═════ Records for this task ═════
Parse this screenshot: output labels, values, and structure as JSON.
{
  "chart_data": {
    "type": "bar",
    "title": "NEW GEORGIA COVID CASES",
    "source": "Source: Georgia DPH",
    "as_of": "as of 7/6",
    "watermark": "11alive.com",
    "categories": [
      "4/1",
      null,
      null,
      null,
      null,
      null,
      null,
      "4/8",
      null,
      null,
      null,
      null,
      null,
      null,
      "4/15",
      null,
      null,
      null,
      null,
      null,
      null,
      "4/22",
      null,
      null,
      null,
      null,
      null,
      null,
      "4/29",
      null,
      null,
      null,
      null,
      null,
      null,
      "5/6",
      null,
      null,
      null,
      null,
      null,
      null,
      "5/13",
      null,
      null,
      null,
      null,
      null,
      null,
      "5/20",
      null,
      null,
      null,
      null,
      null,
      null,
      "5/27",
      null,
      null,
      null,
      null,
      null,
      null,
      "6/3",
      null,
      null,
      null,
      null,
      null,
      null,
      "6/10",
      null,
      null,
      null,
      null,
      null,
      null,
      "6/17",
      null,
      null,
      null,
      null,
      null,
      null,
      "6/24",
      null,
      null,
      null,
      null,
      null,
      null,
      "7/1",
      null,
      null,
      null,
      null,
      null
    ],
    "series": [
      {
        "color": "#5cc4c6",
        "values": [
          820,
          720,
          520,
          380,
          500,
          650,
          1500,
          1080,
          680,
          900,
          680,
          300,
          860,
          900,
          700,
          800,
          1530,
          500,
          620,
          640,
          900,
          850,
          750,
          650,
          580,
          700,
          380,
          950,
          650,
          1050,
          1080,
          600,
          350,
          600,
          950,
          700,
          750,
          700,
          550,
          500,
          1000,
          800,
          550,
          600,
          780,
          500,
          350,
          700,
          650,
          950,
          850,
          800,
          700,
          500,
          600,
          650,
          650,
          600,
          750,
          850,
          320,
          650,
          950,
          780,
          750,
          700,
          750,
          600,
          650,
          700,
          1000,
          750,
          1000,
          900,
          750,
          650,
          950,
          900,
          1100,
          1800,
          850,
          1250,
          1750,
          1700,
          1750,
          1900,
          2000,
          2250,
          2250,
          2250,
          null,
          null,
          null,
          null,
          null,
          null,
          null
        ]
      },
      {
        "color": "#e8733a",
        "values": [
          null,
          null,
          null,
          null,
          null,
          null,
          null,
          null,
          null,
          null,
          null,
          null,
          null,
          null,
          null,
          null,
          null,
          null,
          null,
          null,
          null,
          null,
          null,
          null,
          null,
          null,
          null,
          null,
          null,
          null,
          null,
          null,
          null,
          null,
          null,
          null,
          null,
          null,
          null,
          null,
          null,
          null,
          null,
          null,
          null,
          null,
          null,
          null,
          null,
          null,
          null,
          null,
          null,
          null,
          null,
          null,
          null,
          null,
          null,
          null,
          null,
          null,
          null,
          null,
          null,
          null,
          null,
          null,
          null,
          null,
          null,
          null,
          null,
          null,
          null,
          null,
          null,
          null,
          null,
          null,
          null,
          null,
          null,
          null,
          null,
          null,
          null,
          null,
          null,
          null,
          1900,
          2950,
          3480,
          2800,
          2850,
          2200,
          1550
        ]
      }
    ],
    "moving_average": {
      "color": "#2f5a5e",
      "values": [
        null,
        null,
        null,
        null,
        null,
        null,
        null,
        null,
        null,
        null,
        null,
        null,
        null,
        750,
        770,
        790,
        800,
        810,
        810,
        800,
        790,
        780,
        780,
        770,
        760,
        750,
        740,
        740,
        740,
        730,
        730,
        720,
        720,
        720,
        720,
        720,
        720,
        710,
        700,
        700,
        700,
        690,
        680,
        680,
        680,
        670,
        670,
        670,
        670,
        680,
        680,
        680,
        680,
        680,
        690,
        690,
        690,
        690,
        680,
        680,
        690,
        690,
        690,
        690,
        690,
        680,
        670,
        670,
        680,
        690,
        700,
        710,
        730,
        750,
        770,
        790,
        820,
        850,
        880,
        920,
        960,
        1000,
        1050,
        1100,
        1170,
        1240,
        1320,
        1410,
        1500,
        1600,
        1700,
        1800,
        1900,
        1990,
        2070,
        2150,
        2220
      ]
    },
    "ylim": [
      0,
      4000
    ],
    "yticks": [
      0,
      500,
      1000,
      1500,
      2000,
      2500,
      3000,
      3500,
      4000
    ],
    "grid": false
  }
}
═════
Task requirements: Give an exact repetition of all the material.

Solution to this exercise:
Parse this screenshot: output labels, values, and structure as JSON.
{
  "chart_data": {
    "type": "bar",
    "title": "NEW GEORGIA COVID CASES",
    "source": "Source: Georgia DPH",
    "as_of": "as of 7/6",
    "watermark": "11alive.com",
    "categories": [
      "4/1",
      null,
      null,
      null,
      null,
      null,
      null,
      "4/8",
      null,
      null,
      null,
      null,
      null,
      null,
      "4/15",
      null,
      null,
      null,
      null,
      null,
      null,
      "4/22",
      null,
      null,
      null,
      null,
      null,
      null,
      "4/29",
      null,
      null,
      null,
      null,
      null,
      null,
      "5/6",
      null,
      null,
      null,
      null,
      null,
      null,
      "5/13",
      null,
      null,
      null,
      null,
      null,
      null,
      "5/20",
      null,
      null,
      null,
      null,
      null,
      null,
      "5/27",
      null,
      null,
      null,
      null,
      null,
      null,
      "6/3",
      null,
      null,
      null,
      null,
      null,
      null,
      "6/10",
      null,
      null,
      null,
      null,
      null,
      null,
      "6/17",
      null,
      null,
      null,
      null,
      null,
      null,
      "6/24",
      null,
      null,
      null,
      null,
      null,
      null,
      "7/1",
      null,
      null,
      null,
      null,
      null
    ],
    "series": [
      {
        "color": "#5cc4c6",
        "values": [
          820,
          720,
          520,
          380,
          500,
          650,
          1500,
          1080,
          680,
          900,
          680,
          300,
          860,
          900,
          700,
          800,
          1530,
          500,
          620,
          640,
          900,
          850,
          750,
          650,
          580,
          700,
          380,
          950,
          650,
          1050,
          1080,
          600,
          350,
          600,
          950,
          700,
          750,
          700,
          550,
          500,
          1000,
          800,
          550,
          600,
          780,
          500,
          350,
          700,
          650,
          950,
          850,
          800,
          700,
          500,
          600,
          650,
          650,
          600,
          750,
          850,
          320,
          650,
          950,
          780,
          750,
          700,
          750,
          600,
          650,
          700,
          1000,
          750,
          1000,
          900,
          750,
          650,
          950,
          900,
          1100,
          1800,
          850,
          1250,
          1750,
          1700,
          1750,
          1900,
          2000,
          2250,
          2250,
          2250,
          null,
          null,
          null,
          null,
          null,
          null,
          null
        ]
      },
      {
        "color": "#e8733a",
        "values": [
          null,
          null,
          null,
          null,
          null,
          null,
          null,
          null,
          null,
          null,
          null,
          null,
          null,
          null,
          null,
          null,
          null,
          null,
          null,
          null,
          null,
          null,
          null,
          null,
          null,
          null,
          null,
          null,
          null,
          null,
          null,
          null,
          null,
          null,
          null,
          null,
          null,
          null,
          null,
          null,
          null,
          null,
          null,
          null,
          null,
          null,
          null,
          null,
          null,
          null,
          null,
          null,
          null,
          null,
          null,
          null,
          null,
          null,
          null,
          null,
          null,
          null,
          null,
          null,
          null,
          null,
          null,
          null,
          null,
          null,
          null,
          null,
          null,
          null,
          null,
          null,
          null,
          null,
          null,
          null,
          null,
          null,
          null,
          null,
          null,
          null,
          null,
          null,
          null,
          null,
          1900,
          2950,
          3480,
          2800,
          2850,
          2200,
          1550
        ]
      }
    ],
    "moving_average": {
      "color": "#2f5a5e",
      "values": [
        null,
        null,
        null,
        null,
        null,
        null,
        null,
        null,
        null,
        null,
        null,
        null,
        null,
        750,
        770,
        790,
        800,
        810,
        810,
        800,
        790,
        780,
        780,
        770,
        760,
        750,
        740,
        740,
        740,
        730,
        730,
        720,
        720,
        720,
        720,
        720,
        720,
        710,
        700,
        700,
        700,
        690,
        680,
        680,
        680,
        670,
        670,
        670,
        670,
        680,
        680,
        680,
        680,
        680,
        690,
        690,
        690,
        690,
        680,
        680,
        690,
        690,
        690,
        690,
        690,
        680,
        670,
        670,
        680,
        690,
        700,
        710,
        730,
        750,
        770,
        790,
        820,
        850,
        880,
        920,
        960,
        1000,
        1050,
        1100,
        1170,
        1240,
        1320,
        1410,
        1500,
        1600,
        1700,
        1800,
        1900,
        1990,
        2070,
        2150,
        2220
      ]
    },
    "ylim": [
      0,
      4000
    ],
    "yticks": [
      0,
      500,
      1000,
      1500,
      2000,
      2500,
      3000,
      3500,
      4000
    ],
    "grid": false
  }
}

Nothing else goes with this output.